## EXERCISE DATA
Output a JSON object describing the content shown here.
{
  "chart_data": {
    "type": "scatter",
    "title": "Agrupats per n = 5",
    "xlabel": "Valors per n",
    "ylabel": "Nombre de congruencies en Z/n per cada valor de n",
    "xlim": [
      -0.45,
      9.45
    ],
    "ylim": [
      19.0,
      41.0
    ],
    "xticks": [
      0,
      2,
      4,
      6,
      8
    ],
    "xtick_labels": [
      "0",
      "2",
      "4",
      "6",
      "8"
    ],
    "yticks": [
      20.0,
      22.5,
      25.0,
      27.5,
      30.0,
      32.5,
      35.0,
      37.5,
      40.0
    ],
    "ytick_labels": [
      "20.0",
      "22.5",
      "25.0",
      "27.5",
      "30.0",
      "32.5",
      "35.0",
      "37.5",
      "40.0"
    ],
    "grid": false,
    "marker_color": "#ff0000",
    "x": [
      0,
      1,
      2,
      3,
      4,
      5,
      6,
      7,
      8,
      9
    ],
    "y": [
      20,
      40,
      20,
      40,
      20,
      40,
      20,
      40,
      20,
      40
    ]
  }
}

## GIVEN INSTRUCTION
Repeat all the records. Match each line exactly.

## CORRECT ANSWER
Output a JSON object describing the content shown here.
{
  "chart_data": {
    "type": "scatter",
    "title": "Agrupats per n = 5",
    "xlabel": "Valors per n",
    "ylabel": "Nombre de congruencies en Z/n per cada valor de n",
    "xlim": [
      -0.45,
      9.45
    ],
    "ylim": [
      19.0,
      41.0
    ],
    "xticks": [
      0,
      2,
      4,
      6,
      8
    ],
    "xtick_labels": [
      "0",
      "2",
      "4",
      "6",
      "8"
    ],
    "yticks": [
      20.0,
      22.5,
      25.0,
      27.5,
      30.0,
      32.5,
      35.0,
      37.5,
      40.0
    ],
    "ytick_labels": [
      "20.0",
      "22.5",
      "25.0",
      "27.5",
      "30.0",
      "32.5",
      "35.0",
      "37.5",
      "40.0"
    ],
    "grid": false,
    "marker_color": "#ff0000",
    "x": [
      0,
      1,
      2,
      3,
      4,
      5,
      6,
      7,
      8,
      9
    ],
    "y": [
      20,
      40,
      20,
      40,
      20,
      40,
      20,
      40,
      20,
      40
    ]
  }
}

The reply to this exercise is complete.